> Written instruction: Retype each line exactly. Skip images.

## Begin Records supplied

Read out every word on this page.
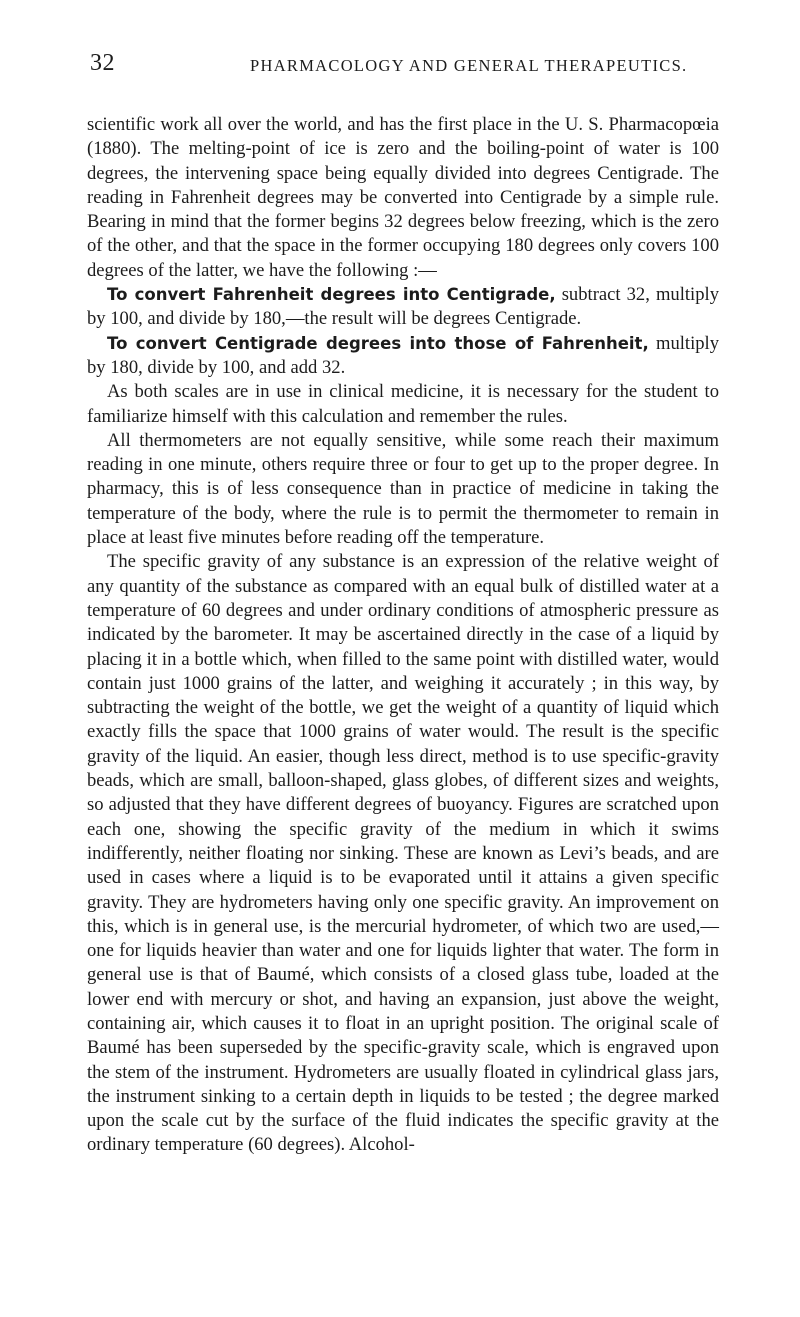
32	PHARMACOLOGY AND GENERAL THERAPEUTICS.

scientific work all over the world, and has the first place in the U. S. Pharmacopœia (1880). The melting-point of ice is zero and the boiling-point of water is 100 degrees, the intervening space being equally divided into degrees Centigrade. The reading in Fahrenheit degrees may be converted into Centigrade by a simple rule. Bearing in mind that the former begins 32 degrees below freezing, which is the zero of the other, and that the space in the former occupying 180 degrees only covers 100 degrees of the latter, we have the following :—

To convert Fahrenheit degrees into Centigrade, subtract 32, multiply by 100, and divide by 180,—the result will be degrees Centigrade.

To convert Centigrade degrees into those of Fahrenheit, multiply by 180, divide by 100, and add 32.

As both scales are in use in clinical medicine, it is necessary for the student to familiarize himself with this calculation and remember the rules.

All thermometers are not equally sensitive, while some reach their maximum reading in one minute, others require three or four to get up to the proper degree. In pharmacy, this is of less consequence than in practice of medicine in taking the temperature of the body, where the rule is to permit the thermometer to remain in place at least five minutes before reading off the temperature.

The specific gravity of any substance is an expression of the relative weight of any quantity of the substance as compared with an equal bulk of distilled water at a temperature of 60 degrees and under ordinary conditions of atmospheric pressure as indicated by the barometer. It may be ascertained directly in the case of a liquid by placing it in a bottle which, when filled to the same point with distilled water, would contain just 1000 grains of the latter, and weighing it accurately ; in this way, by subtracting the weight of the bottle, we get the weight of a quantity of liquid which exactly fills the space that 1000 grains of water would. The result is the specific gravity of the liquid. An easier, though less direct, method is to use specific-gravity beads, which are small, balloon-shaped, glass globes, of different sizes and weights, so adjusted that they have different degrees of buoyancy. Figures are scratched upon each one, showing the specific gravity of the medium in which it swims indifferently, neither floating nor sinking. These are known as Levi’s beads, and are used in cases where a liquid is to be evaporated until it attains a given specific gravity. They are hydrometers having only one specific gravity. An improvement on this, which is in general use, is the mercurial hydrometer, of which two are used,— one for liquids heavier than water and one for liquids lighter that water. The form in general use is that of Baumé, which consists of a closed glass tube, loaded at the lower end with mercury or shot, and having an expansion, just above the weight, containing air, which causes it to float in an upright position. The original scale of Baumé has been superseded by the specific-gravity scale, which is engraved upon the stem of the instrument. Hydrometers are usually floated in cylindrical glass jars, the instrument sinking to a certain depth in liquids to be tested ; the degree marked upon the scale cut by the surface of the fluid indicates the specific gravity at the ordinary temperature (60 degrees). Alcohol-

## End Records supplied

> Expected answer:
Read out every word on this page.
32	PHARMACOLOGY AND GENERAL THERAPEUTICS.

scientific work all over the world, and has the first place in the U. S. Pharmacopœia (1880). The melting-point of ice is zero and the boiling-point of water is 100 degrees, the intervening space being equally divided into degrees Centigrade. The reading in Fahrenheit degrees may be converted into Centigrade by a simple rule. Bearing in mind that the former begins 32 degrees below freezing, which is the zero of the other, and that the space in the former occupying 180 degrees only covers 100 degrees of the latter, we have the following :—

To convert Fahrenheit degrees into Centigrade, subtract 32, multiply by 100, and divide by 180,—the result will be degrees Centigrade.

To convert Centigrade degrees into those of Fahrenheit, multiply by 180, divide by 100, and add 32.

As both scales are in use in clinical medicine, it is necessary for the student to familiarize himself with this calculation and remember the rules.

All thermometers are not equally sensitive, while some reach their maximum reading in one minute, others require three or four to get up to the proper degree. In pharmacy, this is of less consequence than in practice of medicine in taking the temperature of the body, where the rule is to permit the thermometer to remain in place at least five minutes before reading off the temperature.

The specific gravity of any substance is an expression of the relative weight of any quantity of the substance as compared with an equal bulk of distilled water at a temperature of 60 degrees and under ordinary conditions of atmospheric pressure as indicated by the barometer. It may be ascertained directly in the case of a liquid by placing it in a bottle which, when filled to the same point with distilled water, would contain just 1000 grains of the latter, and weighing it accurately ; in this way, by subtracting the weight of the bottle, we get the weight of a quantity of liquid which exactly fills the space that 1000 grains of water would. The result is the specific gravity of the liquid. An easier, though less direct, method is to use specific-gravity beads, which are small, balloon-shaped, glass globes, of different sizes and weights, so adjusted that they have different degrees of buoyancy. Figures are scratched upon each one, showing the specific gravity of the medium in which it swims indifferently, neither floating nor sinking. These are known as Levi’s beads, and are used in cases where a liquid is to be evaporated until it attains a given specific gravity. They are hydrometers having only one specific gravity. An improvement on this, which is in general use, is the mercurial hydrometer, of which two are used,— one for liquids heavier than water and one for liquids lighter that water. The form in general use is that of Baumé, which consists of a closed glass tube, loaded at the lower end with mercury or shot, and having an expansion, just above the weight, containing air, which causes it to float in an upright position. The original scale of Baumé has been superseded by the specific-gravity scale, which is engraved upon the stem of the instrument. Hydrometers are usually floated in cylindrical glass jars, the instrument sinking to a certain depth in liquids to be tested ; the degree marked upon the scale cut by the surface of the fluid indicates the specific gravity at the ordinary temperature (60 degrees). Alcohol-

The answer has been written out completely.